| Data provided |
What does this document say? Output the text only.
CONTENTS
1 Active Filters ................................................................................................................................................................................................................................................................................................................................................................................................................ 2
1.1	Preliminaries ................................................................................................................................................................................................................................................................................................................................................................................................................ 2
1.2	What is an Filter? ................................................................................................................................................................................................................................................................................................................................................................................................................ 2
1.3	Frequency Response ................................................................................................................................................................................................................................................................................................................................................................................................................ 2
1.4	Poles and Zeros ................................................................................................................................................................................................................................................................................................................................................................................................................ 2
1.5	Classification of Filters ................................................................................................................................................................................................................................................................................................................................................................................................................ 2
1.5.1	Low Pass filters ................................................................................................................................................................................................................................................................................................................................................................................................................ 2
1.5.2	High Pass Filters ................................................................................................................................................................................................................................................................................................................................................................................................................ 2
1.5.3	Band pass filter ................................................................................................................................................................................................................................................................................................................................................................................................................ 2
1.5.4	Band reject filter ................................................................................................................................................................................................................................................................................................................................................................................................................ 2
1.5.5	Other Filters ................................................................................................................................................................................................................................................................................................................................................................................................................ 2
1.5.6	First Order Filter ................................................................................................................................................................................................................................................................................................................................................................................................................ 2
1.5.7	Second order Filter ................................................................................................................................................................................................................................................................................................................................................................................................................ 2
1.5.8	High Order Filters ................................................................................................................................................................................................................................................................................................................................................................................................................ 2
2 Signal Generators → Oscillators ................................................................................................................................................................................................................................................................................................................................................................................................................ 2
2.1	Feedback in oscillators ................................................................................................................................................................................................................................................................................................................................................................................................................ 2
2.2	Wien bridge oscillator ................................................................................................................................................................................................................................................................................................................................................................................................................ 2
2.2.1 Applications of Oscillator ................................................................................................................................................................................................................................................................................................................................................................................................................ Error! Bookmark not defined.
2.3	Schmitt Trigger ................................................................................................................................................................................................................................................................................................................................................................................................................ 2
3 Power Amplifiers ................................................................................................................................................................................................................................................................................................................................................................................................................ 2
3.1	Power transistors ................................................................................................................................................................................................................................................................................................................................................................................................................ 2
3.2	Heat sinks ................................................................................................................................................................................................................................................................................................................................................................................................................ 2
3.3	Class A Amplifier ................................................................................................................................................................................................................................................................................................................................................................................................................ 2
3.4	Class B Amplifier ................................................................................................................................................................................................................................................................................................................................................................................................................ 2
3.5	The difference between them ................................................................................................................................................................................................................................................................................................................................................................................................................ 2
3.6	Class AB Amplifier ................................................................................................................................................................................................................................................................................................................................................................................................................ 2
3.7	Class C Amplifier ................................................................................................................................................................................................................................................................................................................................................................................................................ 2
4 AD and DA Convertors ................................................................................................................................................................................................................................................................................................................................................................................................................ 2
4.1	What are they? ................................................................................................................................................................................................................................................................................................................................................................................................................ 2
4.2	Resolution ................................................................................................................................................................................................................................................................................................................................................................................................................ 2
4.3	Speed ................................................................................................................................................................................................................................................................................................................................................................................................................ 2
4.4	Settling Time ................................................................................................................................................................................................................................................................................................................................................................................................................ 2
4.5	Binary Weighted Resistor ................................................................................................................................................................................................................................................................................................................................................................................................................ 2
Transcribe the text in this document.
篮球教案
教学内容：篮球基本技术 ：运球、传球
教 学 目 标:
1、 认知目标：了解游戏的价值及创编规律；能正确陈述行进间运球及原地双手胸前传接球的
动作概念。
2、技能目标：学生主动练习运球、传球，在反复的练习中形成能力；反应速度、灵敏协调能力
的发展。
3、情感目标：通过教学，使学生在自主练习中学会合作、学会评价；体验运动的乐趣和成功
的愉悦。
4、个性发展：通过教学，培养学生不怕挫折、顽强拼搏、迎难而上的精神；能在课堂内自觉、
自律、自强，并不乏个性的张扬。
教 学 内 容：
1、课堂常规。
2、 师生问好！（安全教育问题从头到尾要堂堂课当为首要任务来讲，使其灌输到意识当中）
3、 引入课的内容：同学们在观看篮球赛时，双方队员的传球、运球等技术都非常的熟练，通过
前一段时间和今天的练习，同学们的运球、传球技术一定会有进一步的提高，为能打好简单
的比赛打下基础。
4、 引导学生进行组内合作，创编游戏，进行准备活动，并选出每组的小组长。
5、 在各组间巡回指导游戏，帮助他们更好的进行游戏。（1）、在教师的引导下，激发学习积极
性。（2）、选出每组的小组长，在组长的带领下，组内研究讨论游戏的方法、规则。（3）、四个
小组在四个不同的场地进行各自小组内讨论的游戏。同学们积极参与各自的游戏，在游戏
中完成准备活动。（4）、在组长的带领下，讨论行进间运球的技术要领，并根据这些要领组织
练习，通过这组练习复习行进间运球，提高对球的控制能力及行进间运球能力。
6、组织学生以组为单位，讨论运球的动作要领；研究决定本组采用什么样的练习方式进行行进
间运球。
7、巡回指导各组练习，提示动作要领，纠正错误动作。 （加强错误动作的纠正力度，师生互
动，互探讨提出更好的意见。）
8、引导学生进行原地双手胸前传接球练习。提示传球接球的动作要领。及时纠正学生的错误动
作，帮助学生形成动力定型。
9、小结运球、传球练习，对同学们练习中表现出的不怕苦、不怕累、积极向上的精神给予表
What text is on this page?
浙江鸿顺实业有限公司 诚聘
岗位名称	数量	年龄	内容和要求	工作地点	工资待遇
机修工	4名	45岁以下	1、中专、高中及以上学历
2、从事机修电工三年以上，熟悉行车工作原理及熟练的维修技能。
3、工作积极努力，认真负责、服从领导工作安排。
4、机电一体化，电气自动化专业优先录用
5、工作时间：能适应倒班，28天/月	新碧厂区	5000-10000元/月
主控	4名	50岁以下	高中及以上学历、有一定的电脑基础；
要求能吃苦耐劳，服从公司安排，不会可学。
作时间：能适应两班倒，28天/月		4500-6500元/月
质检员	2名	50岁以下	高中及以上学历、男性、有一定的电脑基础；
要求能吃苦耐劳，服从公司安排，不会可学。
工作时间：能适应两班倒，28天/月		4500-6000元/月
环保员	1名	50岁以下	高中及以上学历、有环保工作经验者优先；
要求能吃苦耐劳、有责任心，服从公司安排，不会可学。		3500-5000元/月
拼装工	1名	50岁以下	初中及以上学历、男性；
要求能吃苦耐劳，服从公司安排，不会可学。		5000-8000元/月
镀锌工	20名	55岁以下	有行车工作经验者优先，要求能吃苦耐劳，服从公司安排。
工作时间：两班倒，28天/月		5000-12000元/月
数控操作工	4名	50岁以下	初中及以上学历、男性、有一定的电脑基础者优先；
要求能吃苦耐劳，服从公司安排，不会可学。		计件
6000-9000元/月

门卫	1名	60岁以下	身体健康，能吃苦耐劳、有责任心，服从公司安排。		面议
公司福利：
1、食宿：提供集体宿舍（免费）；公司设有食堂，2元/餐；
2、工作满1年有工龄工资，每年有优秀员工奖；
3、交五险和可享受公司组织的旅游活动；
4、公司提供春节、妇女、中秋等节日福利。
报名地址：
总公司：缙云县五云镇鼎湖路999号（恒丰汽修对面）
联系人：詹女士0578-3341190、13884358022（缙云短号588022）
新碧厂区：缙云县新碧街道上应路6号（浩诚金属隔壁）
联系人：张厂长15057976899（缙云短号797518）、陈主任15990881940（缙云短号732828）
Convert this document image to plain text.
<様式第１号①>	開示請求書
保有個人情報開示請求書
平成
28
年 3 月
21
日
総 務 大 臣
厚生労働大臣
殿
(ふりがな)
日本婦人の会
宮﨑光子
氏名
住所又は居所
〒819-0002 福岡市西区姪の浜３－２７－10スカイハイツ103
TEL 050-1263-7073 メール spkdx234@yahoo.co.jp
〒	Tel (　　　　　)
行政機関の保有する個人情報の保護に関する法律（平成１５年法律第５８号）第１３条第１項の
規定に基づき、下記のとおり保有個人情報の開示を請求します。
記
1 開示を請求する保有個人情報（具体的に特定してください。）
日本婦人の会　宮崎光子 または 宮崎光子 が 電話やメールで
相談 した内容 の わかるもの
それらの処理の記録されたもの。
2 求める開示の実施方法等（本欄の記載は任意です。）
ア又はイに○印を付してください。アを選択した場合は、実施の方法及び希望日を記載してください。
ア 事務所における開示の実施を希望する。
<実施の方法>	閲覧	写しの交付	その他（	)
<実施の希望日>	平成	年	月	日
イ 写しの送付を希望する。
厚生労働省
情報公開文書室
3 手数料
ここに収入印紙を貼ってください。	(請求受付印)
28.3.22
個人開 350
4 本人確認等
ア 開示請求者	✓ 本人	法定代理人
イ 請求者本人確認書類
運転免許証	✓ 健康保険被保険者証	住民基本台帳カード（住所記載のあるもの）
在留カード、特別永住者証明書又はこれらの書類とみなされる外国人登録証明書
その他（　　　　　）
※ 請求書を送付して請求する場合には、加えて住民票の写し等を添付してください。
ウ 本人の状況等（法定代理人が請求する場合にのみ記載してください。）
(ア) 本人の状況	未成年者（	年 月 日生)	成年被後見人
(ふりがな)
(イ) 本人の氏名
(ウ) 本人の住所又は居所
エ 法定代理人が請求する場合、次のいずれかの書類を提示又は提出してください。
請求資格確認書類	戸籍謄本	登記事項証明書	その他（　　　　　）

| Job |
Identify and copy all lines with the word "有责任心".

| Output for this task |
要求能吃苦耐劳、有责任心，服从公司安排，不会可学。		3500-5000元/月
门卫	1名	60岁以下	身体健康，能吃苦耐劳、有责任心，服从公司安排。		面议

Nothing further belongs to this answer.